• DIRECTIONS:
Lines containing "detail" are to be counted. Report the count alone.

• DATA PROVIDED:
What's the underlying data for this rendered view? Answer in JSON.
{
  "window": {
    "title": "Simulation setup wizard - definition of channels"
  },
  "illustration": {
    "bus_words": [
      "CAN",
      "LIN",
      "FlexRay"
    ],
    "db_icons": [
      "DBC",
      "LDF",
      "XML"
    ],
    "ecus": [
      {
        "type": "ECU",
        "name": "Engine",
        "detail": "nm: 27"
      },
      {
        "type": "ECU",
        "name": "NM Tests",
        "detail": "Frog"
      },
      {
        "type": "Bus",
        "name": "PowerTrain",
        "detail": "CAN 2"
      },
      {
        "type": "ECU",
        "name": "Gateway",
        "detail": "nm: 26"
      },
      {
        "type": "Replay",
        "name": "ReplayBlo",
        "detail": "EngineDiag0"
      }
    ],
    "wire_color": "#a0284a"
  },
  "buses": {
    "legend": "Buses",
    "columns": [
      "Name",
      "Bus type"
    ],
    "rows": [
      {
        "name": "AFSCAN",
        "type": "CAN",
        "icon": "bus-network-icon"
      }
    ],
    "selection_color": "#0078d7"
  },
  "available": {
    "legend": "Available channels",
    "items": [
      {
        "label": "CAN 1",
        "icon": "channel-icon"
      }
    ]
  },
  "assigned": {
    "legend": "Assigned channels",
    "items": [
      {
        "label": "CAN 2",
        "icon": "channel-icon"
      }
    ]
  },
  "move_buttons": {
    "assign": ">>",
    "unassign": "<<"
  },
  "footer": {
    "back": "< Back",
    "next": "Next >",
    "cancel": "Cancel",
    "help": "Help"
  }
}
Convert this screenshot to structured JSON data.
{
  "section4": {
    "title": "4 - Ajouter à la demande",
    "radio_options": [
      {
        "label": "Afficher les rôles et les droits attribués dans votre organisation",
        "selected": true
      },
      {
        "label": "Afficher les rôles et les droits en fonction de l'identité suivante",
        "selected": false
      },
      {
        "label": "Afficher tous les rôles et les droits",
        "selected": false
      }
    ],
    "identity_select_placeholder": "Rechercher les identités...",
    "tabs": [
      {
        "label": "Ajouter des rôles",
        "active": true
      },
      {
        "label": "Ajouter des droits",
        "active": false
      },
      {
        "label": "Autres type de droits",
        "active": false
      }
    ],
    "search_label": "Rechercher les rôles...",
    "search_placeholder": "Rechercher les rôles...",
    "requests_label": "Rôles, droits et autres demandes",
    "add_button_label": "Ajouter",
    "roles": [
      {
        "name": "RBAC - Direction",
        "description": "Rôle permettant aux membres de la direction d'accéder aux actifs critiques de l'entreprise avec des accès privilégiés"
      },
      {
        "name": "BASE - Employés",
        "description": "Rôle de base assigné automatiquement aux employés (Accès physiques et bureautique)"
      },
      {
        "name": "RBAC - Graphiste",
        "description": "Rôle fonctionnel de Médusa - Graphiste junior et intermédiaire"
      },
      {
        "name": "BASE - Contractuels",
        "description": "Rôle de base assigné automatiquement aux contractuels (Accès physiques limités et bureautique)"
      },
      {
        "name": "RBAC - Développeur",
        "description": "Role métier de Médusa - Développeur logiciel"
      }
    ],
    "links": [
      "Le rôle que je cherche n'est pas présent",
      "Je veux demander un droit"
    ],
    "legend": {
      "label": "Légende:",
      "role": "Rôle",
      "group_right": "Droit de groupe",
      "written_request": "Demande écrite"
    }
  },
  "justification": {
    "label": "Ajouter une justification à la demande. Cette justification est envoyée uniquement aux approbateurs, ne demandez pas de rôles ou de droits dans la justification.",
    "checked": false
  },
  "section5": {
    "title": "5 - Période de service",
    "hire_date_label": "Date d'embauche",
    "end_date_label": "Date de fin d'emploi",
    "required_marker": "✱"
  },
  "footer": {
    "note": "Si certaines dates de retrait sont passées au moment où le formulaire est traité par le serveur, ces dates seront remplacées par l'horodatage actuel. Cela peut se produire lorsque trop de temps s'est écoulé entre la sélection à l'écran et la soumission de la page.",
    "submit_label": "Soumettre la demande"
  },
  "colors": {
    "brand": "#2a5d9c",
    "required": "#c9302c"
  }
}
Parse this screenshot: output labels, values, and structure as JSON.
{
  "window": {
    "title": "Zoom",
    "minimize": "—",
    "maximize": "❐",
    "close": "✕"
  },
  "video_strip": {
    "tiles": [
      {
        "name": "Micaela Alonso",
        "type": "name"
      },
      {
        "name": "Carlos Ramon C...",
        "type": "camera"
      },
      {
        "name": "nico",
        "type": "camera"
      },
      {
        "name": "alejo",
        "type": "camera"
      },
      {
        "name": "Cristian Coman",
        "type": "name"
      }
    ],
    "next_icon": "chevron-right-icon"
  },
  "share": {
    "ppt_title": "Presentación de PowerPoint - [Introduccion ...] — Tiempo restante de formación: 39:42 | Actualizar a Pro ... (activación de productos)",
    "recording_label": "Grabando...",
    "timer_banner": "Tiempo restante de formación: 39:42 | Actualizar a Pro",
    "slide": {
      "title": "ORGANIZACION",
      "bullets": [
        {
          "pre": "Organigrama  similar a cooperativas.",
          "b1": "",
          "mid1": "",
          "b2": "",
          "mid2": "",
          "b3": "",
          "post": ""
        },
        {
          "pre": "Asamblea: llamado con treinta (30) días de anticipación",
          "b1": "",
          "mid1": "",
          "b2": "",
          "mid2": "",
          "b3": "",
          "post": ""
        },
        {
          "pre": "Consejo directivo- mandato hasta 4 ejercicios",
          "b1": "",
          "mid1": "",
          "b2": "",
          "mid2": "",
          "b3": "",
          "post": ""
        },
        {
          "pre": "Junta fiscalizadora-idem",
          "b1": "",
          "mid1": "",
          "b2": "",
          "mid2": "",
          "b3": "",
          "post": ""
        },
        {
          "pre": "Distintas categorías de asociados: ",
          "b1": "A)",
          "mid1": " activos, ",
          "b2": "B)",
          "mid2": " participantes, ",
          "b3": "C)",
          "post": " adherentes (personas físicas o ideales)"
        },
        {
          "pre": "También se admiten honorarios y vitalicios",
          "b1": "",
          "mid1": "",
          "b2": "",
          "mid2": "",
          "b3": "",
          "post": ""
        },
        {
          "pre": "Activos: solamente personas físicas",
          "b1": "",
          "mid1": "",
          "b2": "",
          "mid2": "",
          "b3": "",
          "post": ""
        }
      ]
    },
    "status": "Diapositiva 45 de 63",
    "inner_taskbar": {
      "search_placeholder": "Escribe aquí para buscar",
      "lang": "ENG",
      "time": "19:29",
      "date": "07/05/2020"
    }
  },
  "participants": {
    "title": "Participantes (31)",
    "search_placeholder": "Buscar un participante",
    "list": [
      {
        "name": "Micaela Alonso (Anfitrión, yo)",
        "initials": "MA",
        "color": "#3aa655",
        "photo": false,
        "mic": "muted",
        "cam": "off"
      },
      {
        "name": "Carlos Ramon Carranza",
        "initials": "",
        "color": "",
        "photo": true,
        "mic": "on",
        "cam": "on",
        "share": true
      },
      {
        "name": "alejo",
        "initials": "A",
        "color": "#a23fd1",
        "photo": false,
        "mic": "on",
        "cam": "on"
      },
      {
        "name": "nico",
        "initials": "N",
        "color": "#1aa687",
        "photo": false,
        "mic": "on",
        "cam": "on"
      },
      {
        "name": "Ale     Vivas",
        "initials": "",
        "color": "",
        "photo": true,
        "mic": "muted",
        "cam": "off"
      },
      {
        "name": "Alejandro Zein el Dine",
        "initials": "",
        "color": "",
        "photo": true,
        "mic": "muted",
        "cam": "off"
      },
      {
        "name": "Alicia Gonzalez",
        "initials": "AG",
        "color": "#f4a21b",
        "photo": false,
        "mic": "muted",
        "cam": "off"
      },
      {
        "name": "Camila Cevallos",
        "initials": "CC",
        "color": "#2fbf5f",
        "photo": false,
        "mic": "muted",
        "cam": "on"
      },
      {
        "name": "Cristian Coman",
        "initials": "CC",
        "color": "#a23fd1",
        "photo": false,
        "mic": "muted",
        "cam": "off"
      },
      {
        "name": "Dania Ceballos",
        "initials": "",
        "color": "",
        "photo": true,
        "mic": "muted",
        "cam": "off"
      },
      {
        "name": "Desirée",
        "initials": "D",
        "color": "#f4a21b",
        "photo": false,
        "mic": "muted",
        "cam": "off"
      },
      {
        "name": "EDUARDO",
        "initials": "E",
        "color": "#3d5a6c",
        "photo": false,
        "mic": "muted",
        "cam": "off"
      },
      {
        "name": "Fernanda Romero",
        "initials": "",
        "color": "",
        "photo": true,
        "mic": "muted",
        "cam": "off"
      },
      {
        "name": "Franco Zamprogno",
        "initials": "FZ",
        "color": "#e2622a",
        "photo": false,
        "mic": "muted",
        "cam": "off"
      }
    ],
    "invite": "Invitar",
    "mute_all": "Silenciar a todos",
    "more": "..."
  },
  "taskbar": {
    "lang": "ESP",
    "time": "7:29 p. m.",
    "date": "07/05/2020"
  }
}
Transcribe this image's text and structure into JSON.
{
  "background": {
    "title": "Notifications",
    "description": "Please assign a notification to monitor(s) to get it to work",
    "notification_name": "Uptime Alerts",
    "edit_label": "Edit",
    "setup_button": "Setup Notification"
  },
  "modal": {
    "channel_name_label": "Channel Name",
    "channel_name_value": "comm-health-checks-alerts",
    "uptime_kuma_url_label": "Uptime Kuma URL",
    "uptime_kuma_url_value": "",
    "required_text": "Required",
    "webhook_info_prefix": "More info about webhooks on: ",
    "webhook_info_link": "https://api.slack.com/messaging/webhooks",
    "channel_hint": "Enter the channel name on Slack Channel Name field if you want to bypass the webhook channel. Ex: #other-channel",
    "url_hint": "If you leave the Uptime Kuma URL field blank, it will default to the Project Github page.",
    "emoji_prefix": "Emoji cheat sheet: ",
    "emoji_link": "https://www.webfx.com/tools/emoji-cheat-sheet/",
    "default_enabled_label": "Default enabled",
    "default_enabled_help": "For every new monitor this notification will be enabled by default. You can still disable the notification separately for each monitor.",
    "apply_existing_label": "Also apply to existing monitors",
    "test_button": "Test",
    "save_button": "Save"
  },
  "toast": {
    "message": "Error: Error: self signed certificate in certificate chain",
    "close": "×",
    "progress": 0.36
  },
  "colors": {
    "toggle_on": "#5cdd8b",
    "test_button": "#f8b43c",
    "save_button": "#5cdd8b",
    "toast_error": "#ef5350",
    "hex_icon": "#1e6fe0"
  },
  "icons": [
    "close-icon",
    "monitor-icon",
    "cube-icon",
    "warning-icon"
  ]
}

• EXERCISE ANSWER:
5